■ Work required:
Return the records, each one exactly as written.

Extracted records:
▼

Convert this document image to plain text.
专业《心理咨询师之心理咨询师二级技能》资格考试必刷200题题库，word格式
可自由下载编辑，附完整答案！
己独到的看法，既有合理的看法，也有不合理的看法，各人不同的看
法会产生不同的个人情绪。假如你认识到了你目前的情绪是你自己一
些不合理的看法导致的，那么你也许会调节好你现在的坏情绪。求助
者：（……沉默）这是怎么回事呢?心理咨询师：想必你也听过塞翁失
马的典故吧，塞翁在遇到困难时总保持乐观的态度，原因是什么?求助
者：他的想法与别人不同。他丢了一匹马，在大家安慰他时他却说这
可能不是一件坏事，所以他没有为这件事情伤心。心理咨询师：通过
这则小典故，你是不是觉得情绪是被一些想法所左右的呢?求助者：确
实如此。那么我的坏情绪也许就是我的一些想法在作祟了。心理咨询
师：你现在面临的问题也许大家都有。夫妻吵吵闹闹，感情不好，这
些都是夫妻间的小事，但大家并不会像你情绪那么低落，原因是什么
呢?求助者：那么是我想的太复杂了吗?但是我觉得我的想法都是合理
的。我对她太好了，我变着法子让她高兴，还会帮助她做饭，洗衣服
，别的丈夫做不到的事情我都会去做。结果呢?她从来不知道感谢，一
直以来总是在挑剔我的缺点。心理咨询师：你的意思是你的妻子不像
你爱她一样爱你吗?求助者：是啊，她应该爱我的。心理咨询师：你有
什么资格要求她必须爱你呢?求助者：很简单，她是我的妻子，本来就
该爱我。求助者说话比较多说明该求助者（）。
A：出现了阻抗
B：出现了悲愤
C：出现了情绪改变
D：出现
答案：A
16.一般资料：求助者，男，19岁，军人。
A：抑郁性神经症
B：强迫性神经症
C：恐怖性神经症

▲

■ The reply:
Convert this document image to plain text.
专业《心理咨询师之心理咨询师二级技能》资格考试必刷200题题库，word格式
可自由下载编辑，附完整答案！
己独到的看法，既有合理的看法，也有不合理的看法，各人不同的看
法会产生不同的个人情绪。假如你认识到了你目前的情绪是你自己一
些不合理的看法导致的，那么你也许会调节好你现在的坏情绪。求助
者：（……沉默）这是怎么回事呢?心理咨询师：想必你也听过塞翁失
马的典故吧，塞翁在遇到困难时总保持乐观的态度，原因是什么?求助
者：他的想法与别人不同。他丢了一匹马，在大家安慰他时他却说这
可能不是一件坏事，所以他没有为这件事情伤心。心理咨询师：通过
这则小典故，你是不是觉得情绪是被一些想法所左右的呢?求助者：确
实如此。那么我的坏情绪也许就是我的一些想法在作祟了。心理咨询
师：你现在面临的问题也许大家都有。夫妻吵吵闹闹，感情不好，这
些都是夫妻间的小事，但大家并不会像你情绪那么低落，原因是什么
呢?求助者：那么是我想的太复杂了吗?但是我觉得我的想法都是合理
的。我对她太好了，我变着法子让她高兴，还会帮助她做饭，洗衣服
，别的丈夫做不到的事情我都会去做。结果呢?她从来不知道感谢，一
直以来总是在挑剔我的缺点。心理咨询师：你的意思是你的妻子不像
你爱她一样爱你吗?求助者：是啊，她应该爱我的。心理咨询师：你有
什么资格要求她必须爱你呢?求助者：很简单，她是我的妻子，本来就
该爱我。求助者说话比较多说明该求助者（）。
A：出现了阻抗
B：出现了悲愤
C：出现了情绪改变
D：出现
答案：A
16.一般资料：求助者，男，19岁，军人。
A：抑郁性神经症
B：强迫性神经症
C：恐怖性神经症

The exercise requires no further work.